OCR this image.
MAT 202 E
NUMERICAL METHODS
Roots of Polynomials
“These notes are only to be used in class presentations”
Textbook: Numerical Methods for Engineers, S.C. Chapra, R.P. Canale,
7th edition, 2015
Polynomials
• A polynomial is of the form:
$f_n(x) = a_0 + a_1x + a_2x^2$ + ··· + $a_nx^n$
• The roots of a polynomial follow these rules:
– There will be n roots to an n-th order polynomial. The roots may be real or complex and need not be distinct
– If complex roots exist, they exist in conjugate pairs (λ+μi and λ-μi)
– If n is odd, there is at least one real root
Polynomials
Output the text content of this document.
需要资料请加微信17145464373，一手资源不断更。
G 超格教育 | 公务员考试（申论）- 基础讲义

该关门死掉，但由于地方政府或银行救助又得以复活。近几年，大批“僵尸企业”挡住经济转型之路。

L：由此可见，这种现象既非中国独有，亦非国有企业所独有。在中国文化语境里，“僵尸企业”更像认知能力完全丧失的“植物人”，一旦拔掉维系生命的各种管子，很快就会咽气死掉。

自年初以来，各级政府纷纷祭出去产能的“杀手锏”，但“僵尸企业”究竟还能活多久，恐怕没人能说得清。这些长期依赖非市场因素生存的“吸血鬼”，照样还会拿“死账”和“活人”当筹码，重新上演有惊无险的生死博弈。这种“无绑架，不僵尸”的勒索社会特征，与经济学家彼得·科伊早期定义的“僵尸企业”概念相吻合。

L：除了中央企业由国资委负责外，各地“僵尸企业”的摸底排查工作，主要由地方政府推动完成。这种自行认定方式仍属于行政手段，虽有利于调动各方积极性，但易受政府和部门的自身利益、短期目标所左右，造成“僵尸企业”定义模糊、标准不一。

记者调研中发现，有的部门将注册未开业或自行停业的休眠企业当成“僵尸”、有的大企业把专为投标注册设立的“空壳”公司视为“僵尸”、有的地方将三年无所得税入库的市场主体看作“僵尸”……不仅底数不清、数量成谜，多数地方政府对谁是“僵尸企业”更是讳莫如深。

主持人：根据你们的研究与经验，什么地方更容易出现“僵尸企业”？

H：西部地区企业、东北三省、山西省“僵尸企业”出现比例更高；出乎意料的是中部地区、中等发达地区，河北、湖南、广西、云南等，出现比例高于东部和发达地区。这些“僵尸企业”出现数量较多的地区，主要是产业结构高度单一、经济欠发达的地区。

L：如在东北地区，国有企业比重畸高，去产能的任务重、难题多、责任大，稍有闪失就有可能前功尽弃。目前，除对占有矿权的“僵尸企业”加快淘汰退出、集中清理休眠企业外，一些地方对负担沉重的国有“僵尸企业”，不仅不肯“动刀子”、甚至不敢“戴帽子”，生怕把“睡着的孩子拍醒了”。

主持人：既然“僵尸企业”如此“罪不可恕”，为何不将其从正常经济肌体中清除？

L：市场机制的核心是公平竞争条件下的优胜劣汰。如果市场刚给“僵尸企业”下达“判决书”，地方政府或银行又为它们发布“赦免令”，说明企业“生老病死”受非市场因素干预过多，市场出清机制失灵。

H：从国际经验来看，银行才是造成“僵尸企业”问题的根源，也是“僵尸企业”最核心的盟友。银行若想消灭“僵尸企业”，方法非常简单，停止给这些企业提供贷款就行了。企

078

Goal ::
Reproduce every line of the data verbatim.

Solution ::
OCR this image.
MAT 202 E
NUMERICAL METHODS
Roots of Polynomials
“These notes are only to be used in class presentations”
Textbook: Numerical Methods for Engineers, S.C. Chapra, R.P. Canale,
7th edition, 2015
Polynomials
• A polynomial is of the form:
$f_n(x) = a_0 + a_1x + a_2x^2$ + ··· + $a_nx^n$
• The roots of a polynomial follow these rules:
– There will be n roots to an n-th order polynomial. The roots may be real or complex and need not be distinct
– If complex roots exist, they exist in conjugate pairs (λ+μi and λ-μi)
– If n is odd, there is at least one real root
Polynomials
Output the text content of this document.
需要资料请加微信17145464373，一手资源不断更。
G 超格教育 | 公务员考试（申论）- 基础讲义

该关门死掉，但由于地方政府或银行救助又得以复活。近几年，大批“僵尸企业”挡住经济转型之路。

L：由此可见，这种现象既非中国独有，亦非国有企业所独有。在中国文化语境里，“僵尸企业”更像认知能力完全丧失的“植物人”，一旦拔掉维系生命的各种管子，很快就会咽气死掉。

自年初以来，各级政府纷纷祭出去产能的“杀手锏”，但“僵尸企业”究竟还能活多久，恐怕没人能说得清。这些长期依赖非市场因素生存的“吸血鬼”，照样还会拿“死账”和“活人”当筹码，重新上演有惊无险的生死博弈。这种“无绑架，不僵尸”的勒索社会特征，与经济学家彼得·科伊早期定义的“僵尸企业”概念相吻合。

L：除了中央企业由国资委负责外，各地“僵尸企业”的摸底排查工作，主要由地方政府推动完成。这种自行认定方式仍属于行政手段，虽有利于调动各方积极性，但易受政府和部门的自身利益、短期目标所左右，造成“僵尸企业”定义模糊、标准不一。

记者调研中发现，有的部门将注册未开业或自行停业的休眠企业当成“僵尸”、有的大企业把专为投标注册设立的“空壳”公司视为“僵尸”、有的地方将三年无所得税入库的市场主体看作“僵尸”……不仅底数不清、数量成谜，多数地方政府对谁是“僵尸企业”更是讳莫如深。

主持人：根据你们的研究与经验，什么地方更容易出现“僵尸企业”？

H：西部地区企业、东北三省、山西省“僵尸企业”出现比例更高；出乎意料的是中部地区、中等发达地区，河北、湖南、广西、云南等，出现比例高于东部和发达地区。这些“僵尸企业”出现数量较多的地区，主要是产业结构高度单一、经济欠发达的地区。

L：如在东北地区，国有企业比重畸高，去产能的任务重、难题多、责任大，稍有闪失就有可能前功尽弃。目前，除对占有矿权的“僵尸企业”加快淘汰退出、集中清理休眠企业外，一些地方对负担沉重的国有“僵尸企业”，不仅不肯“动刀子”、甚至不敢“戴帽子”，生怕把“睡着的孩子拍醒了”。

主持人：既然“僵尸企业”如此“罪不可恕”，为何不将其从正常经济肌体中清除？

L：市场机制的核心是公平竞争条件下的优胜劣汰。如果市场刚给“僵尸企业”下达“判决书”，地方政府或银行又为它们发布“赦免令”，说明企业“生老病死”受非市场因素干预过多，市场出清机制失灵。

H：从国际经验来看，银行才是造成“僵尸企业”问题的根源，也是“僵尸企业”最核心的盟友。银行若想消灭“僵尸企业”，方法非常简单，停止给这些企业提供贷款就行了。企

078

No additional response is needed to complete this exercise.